**TASK:**
Any pictures in the records below should be skipped; write out everything else exactly.

**EXTRACTED ENTRIES:**
══════════

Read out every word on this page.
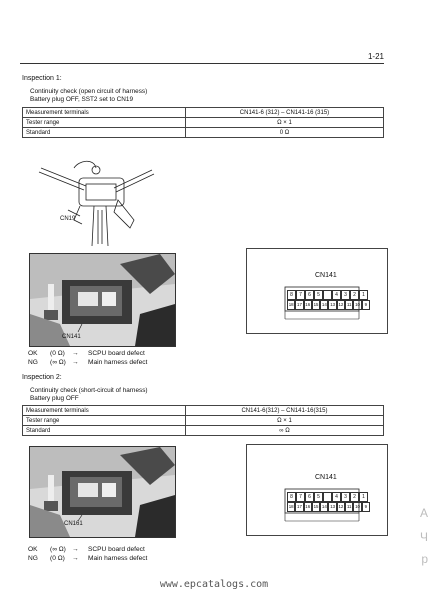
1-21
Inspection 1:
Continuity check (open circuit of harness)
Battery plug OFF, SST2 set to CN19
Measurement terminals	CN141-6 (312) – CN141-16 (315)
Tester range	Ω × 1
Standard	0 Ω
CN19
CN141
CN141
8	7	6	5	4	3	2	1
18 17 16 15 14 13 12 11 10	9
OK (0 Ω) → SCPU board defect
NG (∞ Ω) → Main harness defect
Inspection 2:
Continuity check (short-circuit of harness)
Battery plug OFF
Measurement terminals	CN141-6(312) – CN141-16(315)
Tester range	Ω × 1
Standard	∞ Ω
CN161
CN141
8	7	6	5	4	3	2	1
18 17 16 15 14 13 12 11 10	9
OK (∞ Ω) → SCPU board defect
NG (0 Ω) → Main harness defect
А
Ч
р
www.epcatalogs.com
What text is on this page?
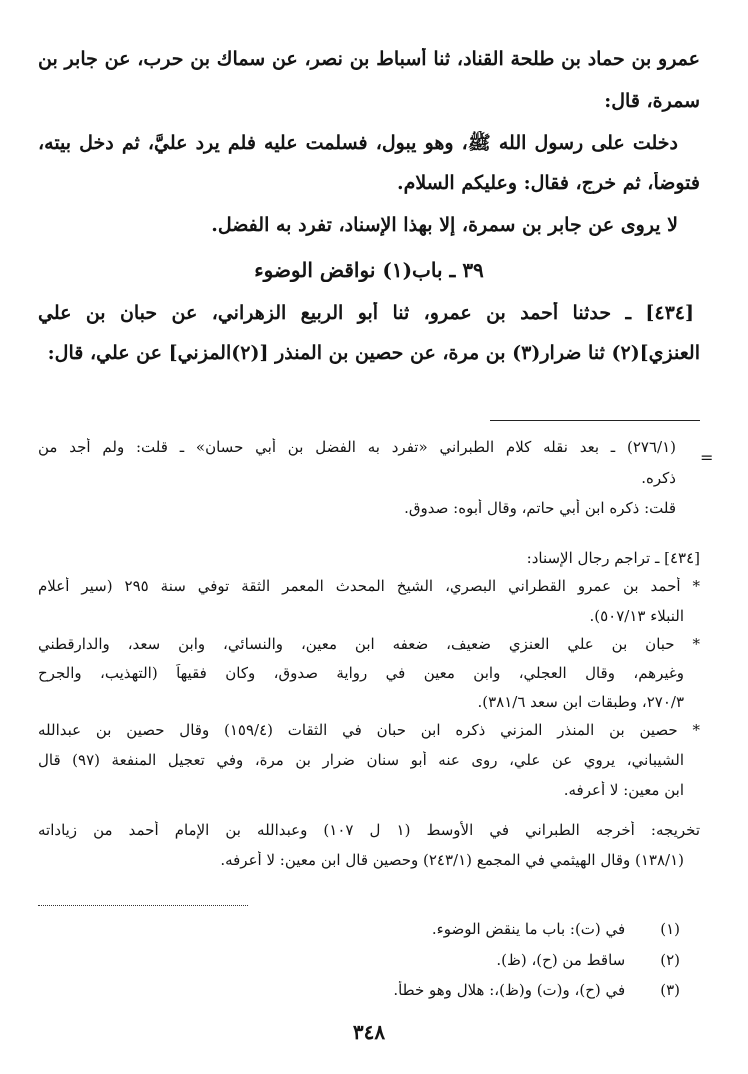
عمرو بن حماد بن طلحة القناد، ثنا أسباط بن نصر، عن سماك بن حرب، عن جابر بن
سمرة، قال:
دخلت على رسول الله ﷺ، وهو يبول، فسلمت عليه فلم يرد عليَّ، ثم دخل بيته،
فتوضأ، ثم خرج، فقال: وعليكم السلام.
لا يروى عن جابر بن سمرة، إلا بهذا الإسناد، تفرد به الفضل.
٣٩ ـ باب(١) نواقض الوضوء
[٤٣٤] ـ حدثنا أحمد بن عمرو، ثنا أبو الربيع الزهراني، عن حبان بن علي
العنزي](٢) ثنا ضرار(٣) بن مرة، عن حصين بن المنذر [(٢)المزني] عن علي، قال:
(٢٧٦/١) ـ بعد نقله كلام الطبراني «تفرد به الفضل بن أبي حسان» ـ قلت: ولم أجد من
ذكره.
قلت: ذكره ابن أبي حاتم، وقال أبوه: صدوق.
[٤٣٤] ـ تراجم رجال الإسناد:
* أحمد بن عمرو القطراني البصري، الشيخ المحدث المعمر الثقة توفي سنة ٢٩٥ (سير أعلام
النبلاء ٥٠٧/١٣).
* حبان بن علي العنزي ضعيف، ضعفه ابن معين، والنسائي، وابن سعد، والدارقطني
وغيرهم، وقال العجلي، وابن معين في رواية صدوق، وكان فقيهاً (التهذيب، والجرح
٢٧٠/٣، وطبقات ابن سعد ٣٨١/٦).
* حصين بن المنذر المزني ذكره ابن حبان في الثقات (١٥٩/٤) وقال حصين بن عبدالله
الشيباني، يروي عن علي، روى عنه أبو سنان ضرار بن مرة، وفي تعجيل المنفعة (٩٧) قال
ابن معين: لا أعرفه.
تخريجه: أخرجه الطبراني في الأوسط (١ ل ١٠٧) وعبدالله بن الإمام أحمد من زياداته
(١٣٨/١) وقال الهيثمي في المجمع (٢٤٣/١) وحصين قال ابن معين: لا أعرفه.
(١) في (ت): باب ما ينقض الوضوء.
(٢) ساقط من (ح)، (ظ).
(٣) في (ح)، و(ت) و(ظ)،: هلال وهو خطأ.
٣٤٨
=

══════════

**RESULT FOR THIS TASK:**
Read out every word on this page.
1-21
Inspection 1:
Continuity check (open circuit of harness)
Battery plug OFF, SST2 set to CN19
Measurement terminals	CN141-6 (312) – CN141-16 (315)
Tester range	Ω × 1
Standard	0 Ω
CN19
CN141
CN141
8	7	6	5	4	3	2	1
18 17 16 15 14 13 12 11 10	9
OK (0 Ω) → SCPU board defect
NG (∞ Ω) → Main harness defect
Inspection 2:
Continuity check (short-circuit of harness)
Battery plug OFF
Measurement terminals	CN141-6(312) – CN141-16(315)
Tester range	Ω × 1
Standard	∞ Ω
CN161
CN141
8	7	6	5	4	3	2	1
18 17 16 15 14 13 12 11 10	9
OK (∞ Ω) → SCPU board defect
NG (0 Ω) → Main harness defect
А
Ч
р
www.epcatalogs.com
What text is on this page?
عمرو بن حماد بن طلحة القناد، ثنا أسباط بن نصر، عن سماك بن حرب، عن جابر بن
سمرة، قال:
دخلت على رسول الله ﷺ، وهو يبول، فسلمت عليه فلم يرد عليَّ، ثم دخل بيته،
فتوضأ، ثم خرج، فقال: وعليكم السلام.
لا يروى عن جابر بن سمرة، إلا بهذا الإسناد، تفرد به الفضل.
٣٩ ـ باب(١) نواقض الوضوء
[٤٣٤] ـ حدثنا أحمد بن عمرو، ثنا أبو الربيع الزهراني، عن حبان بن علي
العنزي](٢) ثنا ضرار(٣) بن مرة، عن حصين بن المنذر [(٢)المزني] عن علي، قال:
(٢٧٦/١) ـ بعد نقله كلام الطبراني «تفرد به الفضل بن أبي حسان» ـ قلت: ولم أجد من
ذكره.
قلت: ذكره ابن أبي حاتم، وقال أبوه: صدوق.
[٤٣٤] ـ تراجم رجال الإسناد:
* أحمد بن عمرو القطراني البصري، الشيخ المحدث المعمر الثقة توفي سنة ٢٩٥ (سير أعلام
النبلاء ٥٠٧/١٣).
* حبان بن علي العنزي ضعيف، ضعفه ابن معين، والنسائي، وابن سعد، والدارقطني
وغيرهم، وقال العجلي، وابن معين في رواية صدوق، وكان فقيهاً (التهذيب، والجرح
٢٧٠/٣، وطبقات ابن سعد ٣٨١/٦).
* حصين بن المنذر المزني ذكره ابن حبان في الثقات (١٥٩/٤) وقال حصين بن عبدالله
الشيباني، يروي عن علي، روى عنه أبو سنان ضرار بن مرة، وفي تعجيل المنفعة (٩٧) قال
ابن معين: لا أعرفه.
تخريجه: أخرجه الطبراني في الأوسط (١ ل ١٠٧) وعبدالله بن الإمام أحمد من زياداته
(١٣٨/١) وقال الهيثمي في المجمع (٢٤٣/١) وحصين قال ابن معين: لا أعرفه.
(١) في (ت): باب ما ينقض الوضوء.
(٢) ساقط من (ح)، (ظ).
(٣) في (ح)، و(ت) و(ظ)،: هلال وهو خطأ.
٣٤٨
=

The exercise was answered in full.